[Exercise brief]: Below are records to repeat exactly. Omit the pictures from the copy.
§ §
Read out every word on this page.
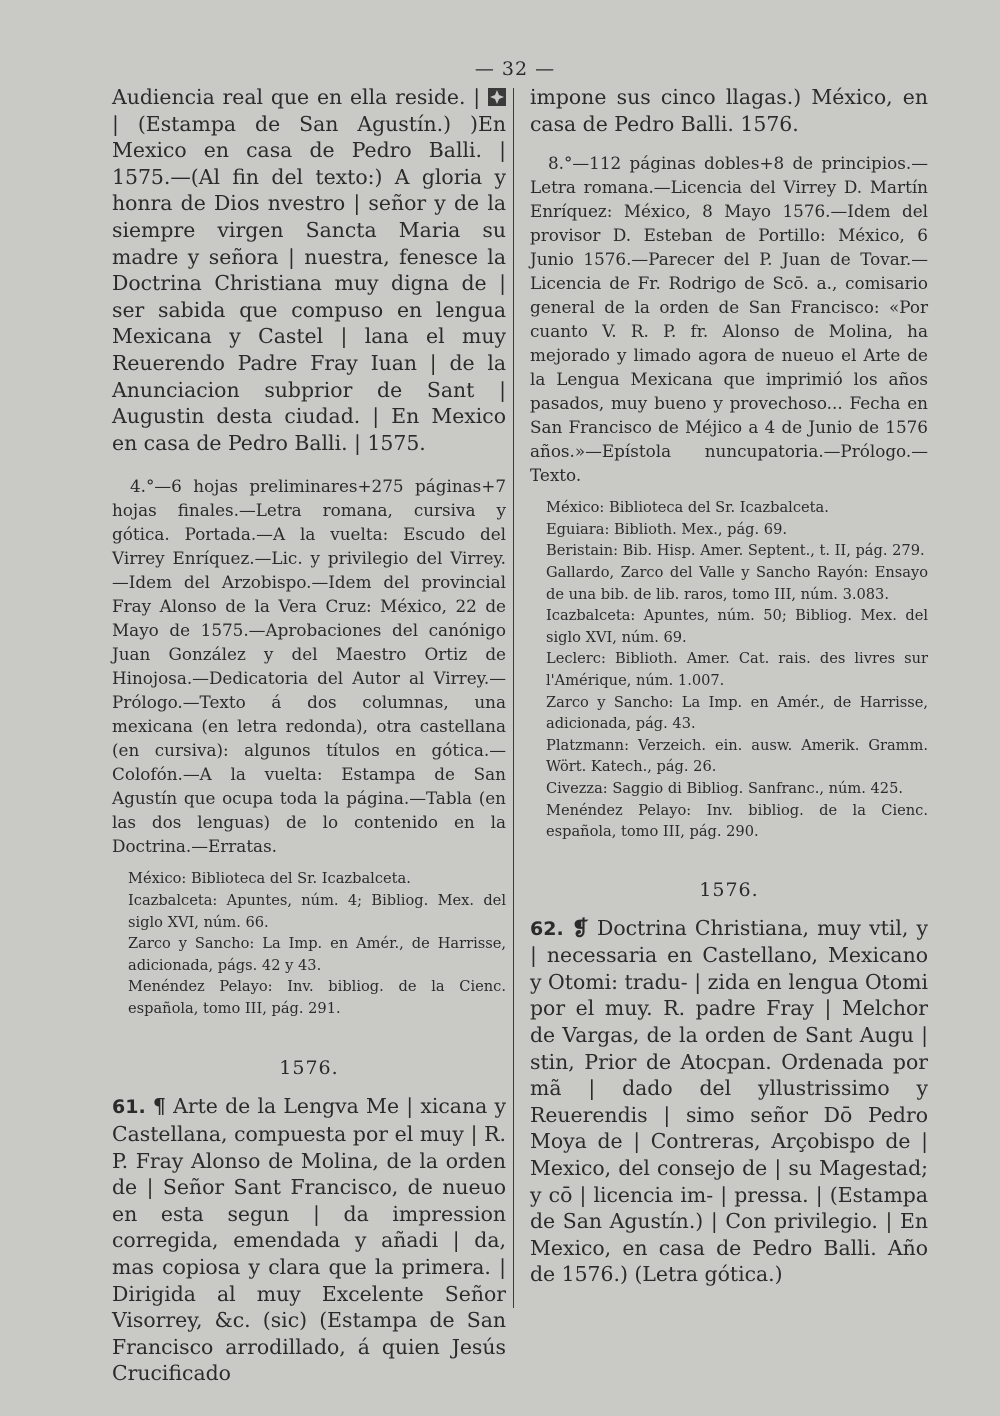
— 32 —

Audiencia real que en ella reside. |  | (Estampa de San Agustín.) )En Mexico en casa de Pedro Balli. | 1575.—(Al fin del texto:) A gloria y honra de Dios nvestro | señor y de la siempre virgen Sancta Maria su madre y señora | nuestra, fenesce la Doctrina Christiana muy digna de | ser sabida que compuso en lengua Mexicana y Castel | lana el muy Reuerendo Padre Fray Iuan | de la Anunciacion subprior de Sant | Augustin desta ciudad. | En Mexico en casa de Pedro Balli. | 1575.

4.°—6 hojas preliminares+275 páginas+7 hojas finales.—Letra romana, cursiva y gótica. Portada.—A la vuelta: Escudo del Virrey Enríquez.—Lic. y privilegio del Virrey.—Idem del Arzobispo.—Idem del provincial Fray Alonso de la Vera Cruz: México, 22 de Mayo de 1575.—Aprobaciones del canónigo Juan González y del Maestro Ortiz de Hinojosa.—Dedicatoria del Autor al Virrey.—Prólogo.—Texto á dos columnas, una mexicana (en letra redonda), otra castellana (en cursiva): algunos títulos en gótica.—Colofón.—A la vuelta: Estampa de San Agustín que ocupa toda la página.—Tabla (en las dos lenguas) de lo contenido en la Doctrina.—Erratas.

México: Biblioteca del Sr. Icazbalceta.

Icazbalceta: Apuntes, núm. 4; Bibliog. Mex. del siglo XVI, núm. 66.

Zarco y Sancho: La Imp. en Amér., de Harrisse, adicionada, págs. 42 y 43.

Menéndez Pelayo: Inv. bibliog. de la Cienc. española, tomo III, pág. 291.

1576.

61. ¶ Arte de la Lengva Me | xicana y Castellana, compuesta por el muy | R. P. Fray Alonso de Molina, de la orden de | Señor Sant Francisco, de nueuo en esta segun | da impression corregida, emendada y añadi | da, mas copiosa y clara que la primera. | Dirigida al muy Excelente Señor Visorrey, &c. (sic) (Estampa de San Francisco arrodillado, á quien Jesús Crucificado

impone sus cinco llagas.) México, en casa de Pedro Balli. 1576.

8.°—112 páginas dobles+8 de principios.—Letra romana.—Licencia del Virrey D. Martín Enríquez: México, 8 Mayo 1576.—Idem del provisor D. Esteban de Portillo: México, 6 Junio 1576.—Parecer del P. Juan de Tovar.—Licencia de Fr. Rodrigo de Scō. a., comisario general de la orden de San Francisco: «Por cuanto V. R. P. fr. Alonso de Molina, ha mejorado y limado agora de nueuo el Arte de la Lengua Mexicana que imprimió los años pasados, muy bueno y provechoso... Fecha en San Francisco de Méjico a 4 de Junio de 1576 años.»—Epístola nuncupatoria.—Prólogo.—Texto.

México: Biblioteca del Sr. Icazbalceta.

Eguiara: Biblioth. Mex., pág. 69.

Beristain: Bib. Hisp. Amer. Septent., t. II, pág. 279.

Gallardo, Zarco del Valle y Sancho Rayón: Ensayo de una bib. de lib. raros, tomo III, núm. 3.083.

Icazbalceta: Apuntes, núm. 50; Bibliog. Mex. del siglo XVI, núm. 69.

Leclerc: Biblioth. Amer. Cat. rais. des livres sur l'Amérique, núm. 1.007.

Zarco y Sancho: La Imp. en Amér., de Harrisse, adicionada, pág. 43.

Platzmann: Verzeich. ein. ausw. Amerik. Gramm. Wört. Katech., pág. 26.

Civezza: Saggio di Bibliog. Sanfranc., núm. 425.

Menéndez Pelayo: Inv. bibliog. de la Cienc. española, tomo III, pág. 290.

1576.

62. ❡ Doctrina Christiana, muy vtil, y | necessaria en Castellano, Mexicano y Otomi: tradu- | zida en lengua Otomi por el muy. R. padre Fray | Melchor de Vargas, de la orden de Sant Augu | stin, Prior de Atocpan. Ordenada por mã | dado del yllustrissimo y Reuerendis | simo señor Dō Pedro Moya de | Contreras, Arçobispo de | Mexico, del consejo de | su Magestad; y cō | licencia im- | pressa. | (Estampa de San Agustín.) | Con privilegio. | En Mexico, en casa de Pedro Balli. Año de 1576.) (Letra gótica.)
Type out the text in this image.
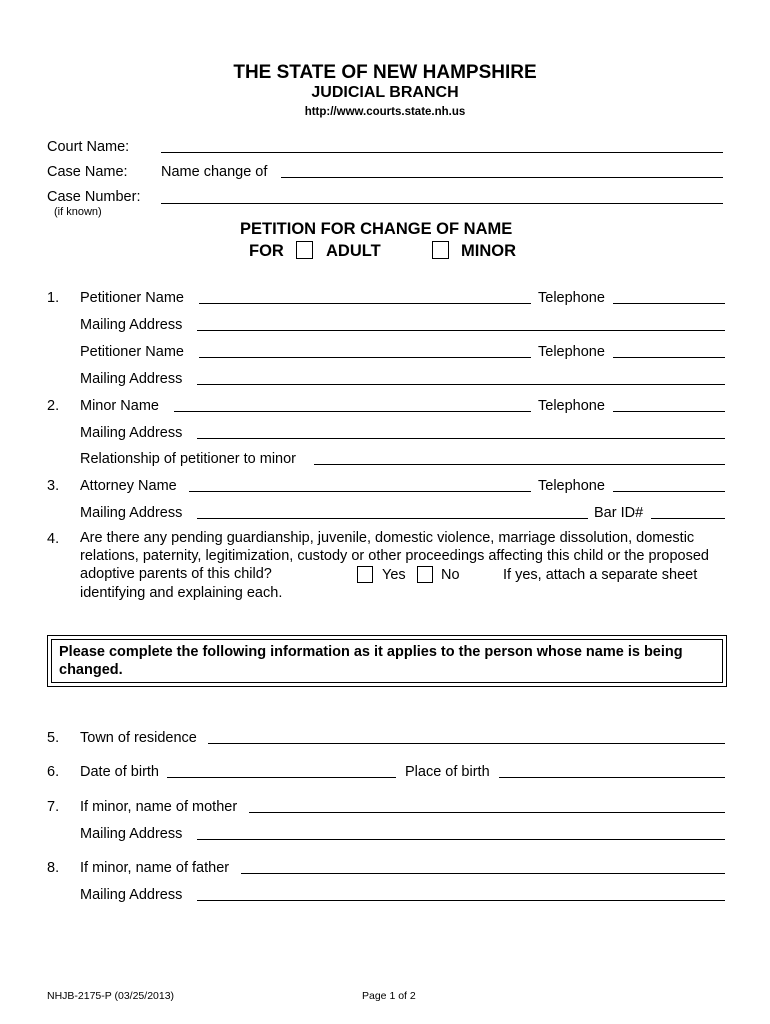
THE STATE OF NEW HAMPSHIRE
JUDICIAL BRANCH
http://www.courts.state.nh.us
Court Name:
Case Name: Name change of
Case Number:
(if known)
PETITION FOR CHANGE OF NAME
FOR	ADULT	MINOR
1. Petitioner Name	Telephone
Mailing Address
Petitioner Name	Telephone
Mailing Address
2. Minor Name	Telephone
Mailing Address
Relationship of petitioner to minor
3. Attorney Name	Telephone
Mailing Address	Bar ID#
4. Are there any pending guardianship, juvenile, domestic violence, marriage dissolution, domestic relations, paternity, legitimization, custody or other proceedings affecting this child or the proposed adoptive parents of this child?	Yes No	If yes, attach a separate sheet
identifying and explaining each.
Please complete the following information as it applies to the person whose name is being changed.
5. Town of residence
6. Date of birth	Place of birth
7. If minor, name of mother
Mailing Address
8. If minor, name of father
Mailing Address
NHJB-2175-P (03/25/2013)	Page 1 of 2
§ §
[The result]:
Read out every word on this page.
— 32 —

Audiencia real que en ella reside. |  | (Estampa de San Agustín.) )En Mexico en casa de Pedro Balli. | 1575.—(Al fin del texto:) A gloria y honra de Dios nvestro | señor y de la siempre virgen Sancta Maria su madre y señora | nuestra, fenesce la Doctrina Christiana muy digna de | ser sabida que compuso en lengua Mexicana y Castel | lana el muy Reuerendo Padre Fray Iuan | de la Anunciacion subprior de Sant | Augustin desta ciudad. | En Mexico en casa de Pedro Balli. | 1575.

4.°—6 hojas preliminares+275 páginas+7 hojas finales.—Letra romana, cursiva y gótica. Portada.—A la vuelta: Escudo del Virrey Enríquez.—Lic. y privilegio del Virrey.—Idem del Arzobispo.—Idem del provincial Fray Alonso de la Vera Cruz: México, 22 de Mayo de 1575.—Aprobaciones del canónigo Juan González y del Maestro Ortiz de Hinojosa.—Dedicatoria del Autor al Virrey.—Prólogo.—Texto á dos columnas, una mexicana (en letra redonda), otra castellana (en cursiva): algunos títulos en gótica.—Colofón.—A la vuelta: Estampa de San Agustín que ocupa toda la página.—Tabla (en las dos lenguas) de lo contenido en la Doctrina.—Erratas.

México: Biblioteca del Sr. Icazbalceta.

Icazbalceta: Apuntes, núm. 4; Bibliog. Mex. del siglo XVI, núm. 66.

Zarco y Sancho: La Imp. en Amér., de Harrisse, adicionada, págs. 42 y 43.

Menéndez Pelayo: Inv. bibliog. de la Cienc. española, tomo III, pág. 291.

1576.

61. ¶ Arte de la Lengva Me | xicana y Castellana, compuesta por el muy | R. P. Fray Alonso de Molina, de la orden de | Señor Sant Francisco, de nueuo en esta segun | da impression corregida, emendada y añadi | da, mas copiosa y clara que la primera. | Dirigida al muy Excelente Señor Visorrey, &c. (sic) (Estampa de San Francisco arrodillado, á quien Jesús Crucificado

impone sus cinco llagas.) México, en casa de Pedro Balli. 1576.

8.°—112 páginas dobles+8 de principios.—Letra romana.—Licencia del Virrey D. Martín Enríquez: México, 8 Mayo 1576.—Idem del provisor D. Esteban de Portillo: México, 6 Junio 1576.—Parecer del P. Juan de Tovar.—Licencia de Fr. Rodrigo de Scō. a., comisario general de la orden de San Francisco: «Por cuanto V. R. P. fr. Alonso de Molina, ha mejorado y limado agora de nueuo el Arte de la Lengua Mexicana que imprimió los años pasados, muy bueno y provechoso... Fecha en San Francisco de Méjico a 4 de Junio de 1576 años.»—Epístola nuncupatoria.—Prólogo.—Texto.

México: Biblioteca del Sr. Icazbalceta.

Eguiara: Biblioth. Mex., pág. 69.

Beristain: Bib. Hisp. Amer. Septent., t. II, pág. 279.

Gallardo, Zarco del Valle y Sancho Rayón: Ensayo de una bib. de lib. raros, tomo III, núm. 3.083.

Icazbalceta: Apuntes, núm. 50; Bibliog. Mex. del siglo XVI, núm. 69.

Leclerc: Biblioth. Amer. Cat. rais. des livres sur l'Amérique, núm. 1.007.

Zarco y Sancho: La Imp. en Amér., de Harrisse, adicionada, pág. 43.

Platzmann: Verzeich. ein. ausw. Amerik. Gramm. Wört. Katech., pág. 26.

Civezza: Saggio di Bibliog. Sanfranc., núm. 425.

Menéndez Pelayo: Inv. bibliog. de la Cienc. española, tomo III, pág. 290.

1576.

62. ❡ Doctrina Christiana, muy vtil, y | necessaria en Castellano, Mexicano y Otomi: tradu- | zida en lengua Otomi por el muy. R. padre Fray | Melchor de Vargas, de la orden de Sant Augu | stin, Prior de Atocpan. Ordenada por mã | dado del yllustrissimo y Reuerendis | simo señor Dō Pedro Moya de | Contreras, Arçobispo de | Mexico, del consejo de | su Magestad; y cō | licencia im- | pressa. | (Estampa de San Agustín.) | Con privilegio. | En Mexico, en casa de Pedro Balli. Año de 1576.) (Letra gótica.)
Type out the text in this image.
THE STATE OF NEW HAMPSHIRE
JUDICIAL BRANCH
http://www.courts.state.nh.us
Court Name:
Case Name: Name change of
Case Number:
(if known)
PETITION FOR CHANGE OF NAME
FOR	ADULT	MINOR
1. Petitioner Name	Telephone
Mailing Address
Petitioner Name	Telephone
Mailing Address
2. Minor Name	Telephone
Mailing Address
Relationship of petitioner to minor
3. Attorney Name	Telephone
Mailing Address	Bar ID#
4. Are there any pending guardianship, juvenile, domestic violence, marriage dissolution, domestic relations, paternity, legitimization, custody or other proceedings affecting this child or the proposed adoptive parents of this child?	Yes No	If yes, attach a separate sheet
identifying and explaining each.
Please complete the following information as it applies to the person whose name is being changed.
5. Town of residence
6. Date of birth	Place of birth
7. If minor, name of mother
Mailing Address
8. If minor, name of father
Mailing Address
NHJB-2175-P (03/25/2013)	Page 1 of 2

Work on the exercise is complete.